That difference can be minimized with a redesign, Leonard said. "We're now studying one of our building's airflow to see whether we can shut off up to 11 of the 56 cooling systems. Depending on the cost and the amount of power company rebates, and the final bill, our initial estimate is that the investment involved is justified by a three-year to five-year payback."
The other aspect of design is working with customers before they move into a data center, said Mike Duckett, president of CoreLink Data Centers, a Mount Prospect, Ill. owner and operator of five data centers.
When customers work closely with data center providers on layouts, it is much easier to be efficient, he said. "The more we understand a customer's plans, the easier it is for us over time to help guide them from space, cooling, and green perspectives as new technologies become available," he said.
With all the possible technologies, the key to designing a data center is to make sure flexibility is built in from the start, said Edward Henigin, CTO of Data Foundry, an Austin, Texas-based data center owner.

WHAT IS REQUIRED> Copy out the full passage on data center design word for word. These records have no connection to the passage on data center design.

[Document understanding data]

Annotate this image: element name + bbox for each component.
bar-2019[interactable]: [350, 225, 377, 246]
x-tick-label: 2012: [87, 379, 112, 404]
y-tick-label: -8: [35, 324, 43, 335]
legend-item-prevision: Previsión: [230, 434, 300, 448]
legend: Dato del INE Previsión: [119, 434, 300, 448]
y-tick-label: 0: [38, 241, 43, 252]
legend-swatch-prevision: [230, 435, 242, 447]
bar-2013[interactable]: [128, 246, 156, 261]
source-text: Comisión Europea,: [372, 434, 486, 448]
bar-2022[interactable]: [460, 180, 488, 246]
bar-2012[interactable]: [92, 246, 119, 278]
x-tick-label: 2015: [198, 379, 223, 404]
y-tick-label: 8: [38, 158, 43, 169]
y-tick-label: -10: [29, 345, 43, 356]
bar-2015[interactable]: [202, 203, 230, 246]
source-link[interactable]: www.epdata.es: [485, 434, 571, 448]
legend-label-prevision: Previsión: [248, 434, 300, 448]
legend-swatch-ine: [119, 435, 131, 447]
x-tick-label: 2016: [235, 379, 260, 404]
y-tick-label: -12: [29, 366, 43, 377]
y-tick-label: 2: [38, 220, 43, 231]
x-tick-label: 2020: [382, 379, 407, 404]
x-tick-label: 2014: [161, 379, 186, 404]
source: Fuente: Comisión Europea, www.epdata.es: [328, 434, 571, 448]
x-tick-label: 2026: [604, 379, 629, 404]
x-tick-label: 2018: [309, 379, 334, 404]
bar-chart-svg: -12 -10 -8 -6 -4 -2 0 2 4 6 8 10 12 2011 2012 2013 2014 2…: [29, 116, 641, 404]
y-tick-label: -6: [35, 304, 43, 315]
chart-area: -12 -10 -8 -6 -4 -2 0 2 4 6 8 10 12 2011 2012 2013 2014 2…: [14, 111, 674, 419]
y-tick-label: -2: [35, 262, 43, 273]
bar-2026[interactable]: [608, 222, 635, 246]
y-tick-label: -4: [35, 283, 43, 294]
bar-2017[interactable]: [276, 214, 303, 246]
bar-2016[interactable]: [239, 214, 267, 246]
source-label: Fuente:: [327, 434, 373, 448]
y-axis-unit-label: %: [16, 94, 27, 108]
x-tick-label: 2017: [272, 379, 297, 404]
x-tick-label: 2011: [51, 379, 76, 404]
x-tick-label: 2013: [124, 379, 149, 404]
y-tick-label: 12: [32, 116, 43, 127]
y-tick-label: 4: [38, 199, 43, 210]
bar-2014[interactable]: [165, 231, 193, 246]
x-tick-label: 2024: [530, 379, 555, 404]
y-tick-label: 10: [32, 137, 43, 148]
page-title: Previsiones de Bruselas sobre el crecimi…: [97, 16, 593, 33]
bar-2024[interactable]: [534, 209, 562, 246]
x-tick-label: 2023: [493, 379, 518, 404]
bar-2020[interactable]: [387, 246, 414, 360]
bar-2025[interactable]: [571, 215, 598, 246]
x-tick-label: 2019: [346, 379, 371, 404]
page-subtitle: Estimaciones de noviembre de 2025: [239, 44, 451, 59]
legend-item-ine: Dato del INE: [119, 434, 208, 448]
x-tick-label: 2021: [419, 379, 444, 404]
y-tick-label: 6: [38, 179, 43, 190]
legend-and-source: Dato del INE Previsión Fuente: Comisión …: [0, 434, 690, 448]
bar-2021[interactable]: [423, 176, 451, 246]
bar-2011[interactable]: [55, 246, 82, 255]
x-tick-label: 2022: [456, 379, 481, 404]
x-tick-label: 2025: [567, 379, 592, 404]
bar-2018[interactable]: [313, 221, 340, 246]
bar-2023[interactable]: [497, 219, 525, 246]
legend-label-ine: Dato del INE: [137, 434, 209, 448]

SOLUTION TO THE EXERCISE>
That difference can be minimized with a redesign, Leonard said. "We're now studying one of our building's airflow to see whether we can shut off up to 11 of the 56 cooling systems. Depending on the cost and the amount of power company rebates, and the final bill, our initial estimate is that the investment involved is justified by a three-year to five-year payback."
The other aspect of design is working with customers before they move into a data center, said Mike Duckett, president of CoreLink Data Centers, a Mount Prospect, Ill. owner and operator of five data centers.
When customers work closely with data center providers on layouts, it is much easier to be efficient, he said. "The more we understand a customer's plans, the easier it is for us over time to help guide them from space, cooling, and green perspectives as new technologies become available," he said.
With all the possible technologies, the key to designing a data center is to make sure flexibility is built in from the start, said Edward Henigin, CTO of Data Foundry, an Austin, Texas-based data center owner.